▶ [Source records]:
▬▬▬

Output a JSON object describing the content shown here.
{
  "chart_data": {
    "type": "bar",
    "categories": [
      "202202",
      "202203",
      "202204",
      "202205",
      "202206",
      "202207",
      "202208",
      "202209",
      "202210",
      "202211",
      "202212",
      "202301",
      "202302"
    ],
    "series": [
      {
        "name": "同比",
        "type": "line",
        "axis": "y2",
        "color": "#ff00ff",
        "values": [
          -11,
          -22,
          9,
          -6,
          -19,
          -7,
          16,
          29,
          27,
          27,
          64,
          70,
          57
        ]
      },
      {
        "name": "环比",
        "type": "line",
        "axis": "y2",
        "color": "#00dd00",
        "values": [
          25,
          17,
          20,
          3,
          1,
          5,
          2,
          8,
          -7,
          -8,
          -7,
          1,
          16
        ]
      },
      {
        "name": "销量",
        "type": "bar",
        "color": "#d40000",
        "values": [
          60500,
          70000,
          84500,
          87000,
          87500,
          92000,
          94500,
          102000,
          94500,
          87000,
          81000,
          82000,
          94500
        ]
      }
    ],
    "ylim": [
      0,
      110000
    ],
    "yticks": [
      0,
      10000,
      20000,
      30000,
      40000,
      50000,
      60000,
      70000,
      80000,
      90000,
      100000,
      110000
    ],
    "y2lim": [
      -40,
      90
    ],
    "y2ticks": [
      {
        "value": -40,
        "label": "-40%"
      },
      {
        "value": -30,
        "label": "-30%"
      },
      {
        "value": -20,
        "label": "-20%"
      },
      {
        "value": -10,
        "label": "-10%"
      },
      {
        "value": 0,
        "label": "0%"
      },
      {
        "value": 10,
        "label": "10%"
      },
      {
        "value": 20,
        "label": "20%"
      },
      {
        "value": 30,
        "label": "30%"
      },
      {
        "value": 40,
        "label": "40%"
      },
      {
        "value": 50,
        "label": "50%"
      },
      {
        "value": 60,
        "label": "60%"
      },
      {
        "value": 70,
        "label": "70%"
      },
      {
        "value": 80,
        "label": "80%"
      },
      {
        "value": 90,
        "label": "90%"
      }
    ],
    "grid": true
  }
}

▬▬▬

▶ [Goal]: Your task is to output the full set of records exactly as presented.

▶ [Solution for this task]:
Output a JSON object describing the content shown here.
{
  "chart_data": {
    "type": "bar",
    "categories": [
      "202202",
      "202203",
      "202204",
      "202205",
      "202206",
      "202207",
      "202208",
      "202209",
      "202210",
      "202211",
      "202212",
      "202301",
      "202302"
    ],
    "series": [
      {
        "name": "同比",
        "type": "line",
        "axis": "y2",
        "color": "#ff00ff",
        "values": [
          -11,
          -22,
          9,
          -6,
          -19,
          -7,
          16,
          29,
          27,
          27,
          64,
          70,
          57
        ]
      },
      {
        "name": "环比",
        "type": "line",
        "axis": "y2",
        "color": "#00dd00",
        "values": [
          25,
          17,
          20,
          3,
          1,
          5,
          2,
          8,
          -7,
          -8,
          -7,
          1,
          16
        ]
      },
      {
        "name": "销量",
        "type": "bar",
        "color": "#d40000",
        "values": [
          60500,
          70000,
          84500,
          87000,
          87500,
          92000,
          94500,
          102000,
          94500,
          87000,
          81000,
          82000,
          94500
        ]
      }
    ],
    "ylim": [
      0,
      110000
    ],
    "yticks": [
      0,
      10000,
      20000,
      30000,
      40000,
      50000,
      60000,
      70000,
      80000,
      90000,
      100000,
      110000
    ],
    "y2lim": [
      -40,
      90
    ],
    "y2ticks": [
      {
        "value": -40,
        "label": "-40%"
      },
      {
        "value": -30,
        "label": "-30%"
      },
      {
        "value": -20,
        "label": "-20%"
      },
      {
        "value": -10,
        "label": "-10%"
      },
      {
        "value": 0,
        "label": "0%"
      },
      {
        "value": 10,
        "label": "10%"
      },
      {
        "value": 20,
        "label": "20%"
      },
      {
        "value": 30,
        "label": "30%"
      },
      {
        "value": 40,
        "label": "40%"
      },
      {
        "value": 50,
        "label": "50%"
      },
      {
        "value": 60,
        "label": "60%"
      },
      {
        "value": 70,
        "label": "70%"
      },
      {
        "value": 80,
        "label": "80%"
      },
      {
        "value": 90,
        "label": "90%"
      }
    ],
    "grid": true
  }
}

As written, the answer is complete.